▶ _Directive_:
Leave the pictures out and print every record below exactly as it stands.

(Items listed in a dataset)
— begin —

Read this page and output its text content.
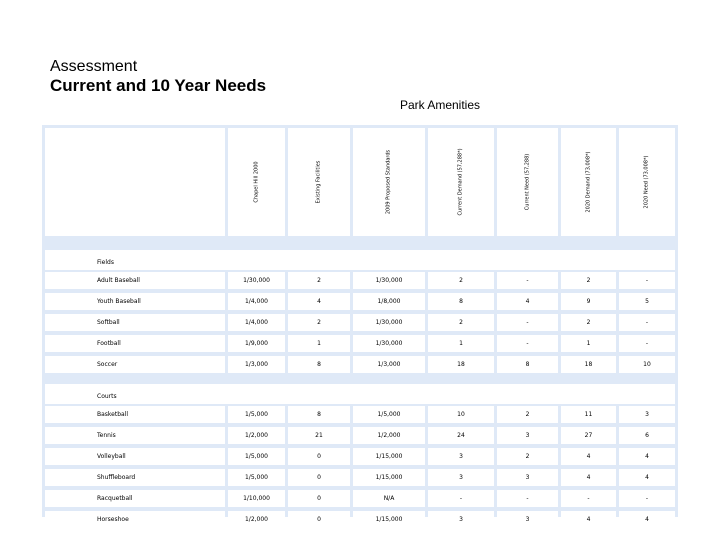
Assessment
Current and 10 Year Needs
Park Amenities
Chapel Hill 2000	Existing Facilities	2009 Proposed Standards	Current Demand (57,288*)	Current Need (57,288)	2020 Demand (73,008*)	2020 Need (73,008*)
Fields
Adult Baseball	1/30,000	2	1/30,000	2	-	2	-
Youth Baseball	1/4,000	4	1/8,000	8	4	9	5
Softball	1/4,000	2	1/30,000	2	-	2	-
Football	1/9,000	1	1/30,000	1	-	1	-
Soccer	1/3,000	8	1/3,000	18	8	18	10
Courts
Basketball	1/5,000	8	1/5,000	10	2	11	3
Tennis	1/2,000	21	1/2,000	24	3	27	6
Volleyball	1/5,000	0	1/15,000	3	2	4	4
Shuffleboard	1/5,000	0	1/15,000	3	3	4	4
Racquetball	1/10,000	0	N/A	-	-	-	-
Horseshoe	1/2,000	0	1/15,000	3	3	4	4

— end —

▶ _Written solution_:
Read this page and output its text content.
Assessment
Current and 10 Year Needs
Park Amenities
Chapel Hill 2000	Existing Facilities	2009 Proposed Standards	Current Demand (57,288*)	Current Need (57,288)	2020 Demand (73,008*)	2020 Need (73,008*)
Fields
Adult Baseball	1/30,000	2	1/30,000	2	-	2	-
Youth Baseball	1/4,000	4	1/8,000	8	4	9	5
Softball	1/4,000	2	1/30,000	2	-	2	-
Football	1/9,000	1	1/30,000	1	-	1	-
Soccer	1/3,000	8	1/3,000	18	8	18	10
Courts
Basketball	1/5,000	8	1/5,000	10	2	11	3
Tennis	1/2,000	21	1/2,000	24	3	27	6
Volleyball	1/5,000	0	1/15,000	3	2	4	4
Shuffleboard	1/5,000	0	1/15,000	3	3	4	4
Racquetball	1/10,000	0	N/A	-	-	-	-
Horseshoe	1/2,000	0	1/15,000	3	3	4	4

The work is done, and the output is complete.